WRITTEN PROBLEM >> Copy out all lines with the word "bolts" in them.
**** RECORD SET ****
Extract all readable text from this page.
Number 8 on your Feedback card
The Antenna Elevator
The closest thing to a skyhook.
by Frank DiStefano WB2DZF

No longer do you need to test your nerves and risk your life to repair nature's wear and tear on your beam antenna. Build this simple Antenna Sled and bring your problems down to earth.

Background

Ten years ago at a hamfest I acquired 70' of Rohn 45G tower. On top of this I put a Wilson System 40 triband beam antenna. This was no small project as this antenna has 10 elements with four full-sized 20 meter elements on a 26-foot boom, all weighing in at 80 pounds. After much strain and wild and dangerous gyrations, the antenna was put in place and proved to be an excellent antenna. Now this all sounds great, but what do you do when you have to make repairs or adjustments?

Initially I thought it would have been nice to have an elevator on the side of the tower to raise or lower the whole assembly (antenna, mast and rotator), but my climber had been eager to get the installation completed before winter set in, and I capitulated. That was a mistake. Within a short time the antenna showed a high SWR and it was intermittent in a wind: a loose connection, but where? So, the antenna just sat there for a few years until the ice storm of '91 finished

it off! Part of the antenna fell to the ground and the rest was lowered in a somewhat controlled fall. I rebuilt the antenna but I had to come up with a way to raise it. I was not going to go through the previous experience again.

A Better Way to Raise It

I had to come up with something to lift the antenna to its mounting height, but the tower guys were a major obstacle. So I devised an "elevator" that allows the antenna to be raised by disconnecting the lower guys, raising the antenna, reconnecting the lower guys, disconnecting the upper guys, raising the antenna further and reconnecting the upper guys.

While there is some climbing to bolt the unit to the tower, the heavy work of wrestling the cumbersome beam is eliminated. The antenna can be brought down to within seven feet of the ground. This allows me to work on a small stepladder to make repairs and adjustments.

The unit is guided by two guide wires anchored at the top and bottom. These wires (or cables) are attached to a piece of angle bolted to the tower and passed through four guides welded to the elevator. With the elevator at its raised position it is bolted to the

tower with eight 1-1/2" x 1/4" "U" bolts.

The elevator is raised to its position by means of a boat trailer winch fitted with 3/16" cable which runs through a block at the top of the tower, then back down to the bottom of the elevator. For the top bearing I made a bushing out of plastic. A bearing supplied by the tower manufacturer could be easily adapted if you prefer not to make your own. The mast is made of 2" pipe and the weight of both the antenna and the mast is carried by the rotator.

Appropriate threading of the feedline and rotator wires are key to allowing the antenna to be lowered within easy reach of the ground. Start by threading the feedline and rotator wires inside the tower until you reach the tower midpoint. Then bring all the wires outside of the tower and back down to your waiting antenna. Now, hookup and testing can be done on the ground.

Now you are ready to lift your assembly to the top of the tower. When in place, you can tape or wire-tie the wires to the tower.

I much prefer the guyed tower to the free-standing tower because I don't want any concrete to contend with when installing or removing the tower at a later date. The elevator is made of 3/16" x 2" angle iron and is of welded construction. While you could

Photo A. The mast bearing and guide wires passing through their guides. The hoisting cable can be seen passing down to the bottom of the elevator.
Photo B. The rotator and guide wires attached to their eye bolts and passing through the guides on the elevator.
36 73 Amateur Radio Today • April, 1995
****
WRITTEN ANSWER >>
tower with eight 1-1/2" x 1/4" "U" bolts.
Photo B. The rotator and guide wires attached to their eye bolts and passing through the guides on the elevator.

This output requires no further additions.